> **DATA UNTUK DIOLAH**:

====

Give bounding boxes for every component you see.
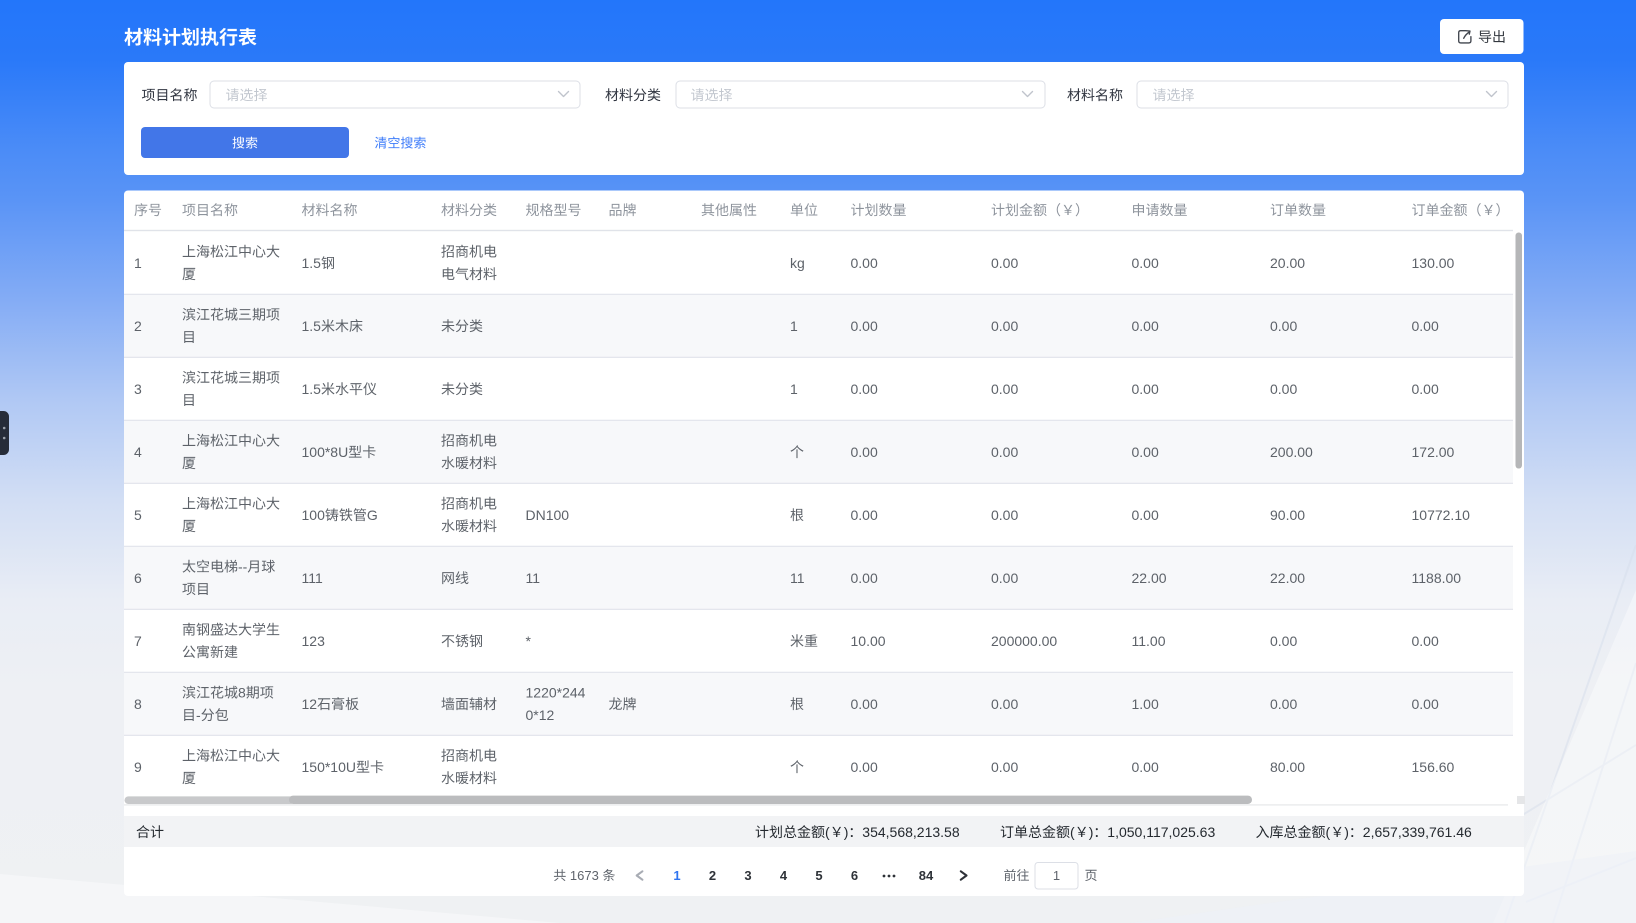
svg-text:0.00: 0.00 [1270, 381, 1297, 397]
svg-text:8: 8 [238, 685, 246, 701]
svg-text:20.00: 20.00 [1270, 255, 1305, 271]
svg-text:(: ( [825, 824, 830, 840]
svg-text:10772.10: 10772.10 [1412, 507, 1471, 523]
svg-text:-: - [196, 707, 201, 723]
svg-text:1.5: 1.5 [302, 255, 322, 271]
svg-text:0.00: 0.00 [851, 507, 878, 523]
svg-text:130.00: 130.00 [1412, 255, 1455, 271]
svg-text:2: 2 [709, 868, 716, 883]
svg-text:(: ( [1326, 824, 1331, 840]
svg-text:1: 1 [790, 318, 798, 334]
svg-text:0.00: 0.00 [991, 381, 1018, 397]
svg-text:0.00: 0.00 [851, 255, 878, 271]
svg-text:1: 1 [673, 868, 680, 883]
svg-text:0.00: 0.00 [1412, 318, 1439, 334]
svg-text:0.00: 0.00 [991, 696, 1018, 712]
svg-text:kg: kg [790, 255, 805, 271]
svg-text:0.00: 0.00 [851, 318, 878, 334]
svg-text:0.00: 0.00 [991, 759, 1018, 775]
svg-text:0.00: 0.00 [851, 444, 878, 460]
svg-text:84: 84 [919, 868, 934, 883]
svg-text:): ) [844, 824, 849, 840]
svg-text:0.00: 0.00 [991, 507, 1018, 523]
svg-text:90.00: 90.00 [1270, 507, 1305, 523]
svg-text:0.00: 0.00 [991, 255, 1018, 271]
svg-text:0*12: 0*12 [526, 707, 555, 723]
svg-text:1,050,117,025.63: 1,050,117,025.63 [1107, 824, 1215, 840]
svg-text:1: 1 [1053, 868, 1060, 883]
svg-text:0.00: 0.00 [991, 570, 1018, 586]
svg-text:): ) [1089, 824, 1094, 840]
svg-text:): ) [1344, 824, 1349, 840]
svg-text:3: 3 [744, 868, 751, 883]
svg-text:0.00: 0.00 [1270, 696, 1297, 712]
svg-text:0.00: 0.00 [1412, 633, 1439, 649]
svg-text:1.5: 1.5 [302, 318, 322, 334]
svg-text:0.00: 0.00 [1132, 759, 1159, 775]
svg-text:0.00: 0.00 [1132, 381, 1159, 397]
svg-text:0.00: 0.00 [851, 381, 878, 397]
svg-text:5: 5 [134, 507, 142, 523]
svg-text:1: 1 [790, 381, 798, 397]
svg-text:G: G [367, 507, 378, 523]
svg-text:80.00: 80.00 [1270, 759, 1305, 775]
svg-text:1.5: 1.5 [302, 381, 322, 397]
svg-text:1673: 1673 [570, 868, 599, 883]
svg-text:11: 11 [526, 570, 541, 586]
svg-text:0.00: 0.00 [851, 759, 878, 775]
svg-text:(: ( [1070, 824, 1075, 840]
svg-text:0.00: 0.00 [1132, 255, 1159, 271]
svg-text:0.00: 0.00 [991, 318, 1018, 334]
svg-text:7: 7 [134, 633, 142, 649]
svg-text:0.00: 0.00 [1132, 318, 1159, 334]
svg-text:0.00: 0.00 [1132, 507, 1159, 523]
svg-text:12: 12 [302, 696, 318, 712]
svg-text:172.00: 172.00 [1412, 444, 1455, 460]
svg-text:100*8U: 100*8U [302, 444, 349, 460]
svg-text:5: 5 [815, 868, 822, 883]
svg-text:150*10U: 150*10U [302, 759, 357, 775]
svg-text:22.00: 22.00 [1270, 570, 1305, 586]
svg-text:0.00: 0.00 [1270, 318, 1297, 334]
svg-text:4: 4 [780, 868, 788, 883]
svg-text:0.00: 0.00 [991, 444, 1018, 460]
svg-text:11.00: 11.00 [1132, 633, 1166, 649]
svg-text:6: 6 [134, 570, 142, 586]
svg-text:0.00: 0.00 [1412, 381, 1439, 397]
svg-text:0.00: 0.00 [1270, 633, 1297, 649]
svg-text:3: 3 [134, 381, 142, 397]
svg-text:1: 1 [134, 255, 142, 271]
svg-text:1220*244: 1220*244 [526, 685, 586, 701]
svg-text:123: 123 [302, 633, 326, 649]
svg-text:2: 2 [134, 318, 142, 334]
svg-text:100: 100 [302, 507, 326, 523]
svg-text:10.00: 10.00 [851, 633, 886, 649]
svg-text:111: 111 [302, 570, 323, 586]
svg-text:4: 4 [134, 444, 142, 460]
svg-text:11: 11 [790, 570, 805, 586]
svg-text:156.60: 156.60 [1412, 759, 1455, 775]
svg-text:9: 9 [134, 759, 142, 775]
svg-text:1.00: 1.00 [1132, 696, 1159, 712]
svg-text:8: 8 [134, 696, 142, 712]
svg-text:0.00: 0.00 [1132, 444, 1159, 460]
svg-text:*: * [526, 633, 532, 649]
svg-text:0.00: 0.00 [1412, 696, 1439, 712]
svg-text:--: -- [238, 559, 248, 575]
svg-text:200.00: 200.00 [1270, 444, 1313, 460]
svg-text:0.00: 0.00 [851, 570, 878, 586]
svg-text:354,568,213.58: 354,568,213.58 [862, 824, 960, 840]
svg-text:200000.00: 200000.00 [991, 633, 1057, 649]
svg-text:0.00: 0.00 [851, 696, 878, 712]
svg-text:22.00: 22.00 [1132, 570, 1167, 586]
svg-text:1188.00: 1188.00 [1412, 570, 1462, 586]
svg-text:6: 6 [851, 868, 858, 883]
svg-text:DN100: DN100 [526, 507, 570, 523]
svg-text:2,657,339,761.46: 2,657,339,761.46 [1363, 824, 1472, 840]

====

Ketik ulang tanpa perubahan baris-baris di atas, mulai dari baris yang memuat "svg-text:0.00: 0.00 [1270, 381, 1297, 397]" sampai baris yang memuat "svg-text:0.00: 0.00 [1412, 318, 1439, 334]", termasuk kedua baris tersebut.

svg-text:0.00: 0.00 [1270, 381, 1297, 397]
svg-text:8: 8 [238, 685, 246, 701]
svg-text:20.00: 20.00 [1270, 255, 1305, 271]
svg-text:(: ( [825, 824, 830, 840]
svg-text:10772.10: 10772.10 [1412, 507, 1471, 523]
svg-text:-: - [196, 707, 201, 723]
svg-text:1.5: 1.5 [302, 255, 322, 271]
svg-text:0.00: 0.00 [851, 507, 878, 523]
svg-text:130.00: 130.00 [1412, 255, 1455, 271]
svg-text:2: 2 [709, 868, 716, 883]
svg-text:(: ( [1326, 824, 1331, 840]
svg-text:1: 1 [790, 318, 798, 334]
svg-text:0.00: 0.00 [991, 381, 1018, 397]
svg-text:0.00: 0.00 [851, 255, 878, 271]
svg-text:1: 1 [673, 868, 680, 883]
svg-text:0.00: 0.00 [1412, 318, 1439, 334]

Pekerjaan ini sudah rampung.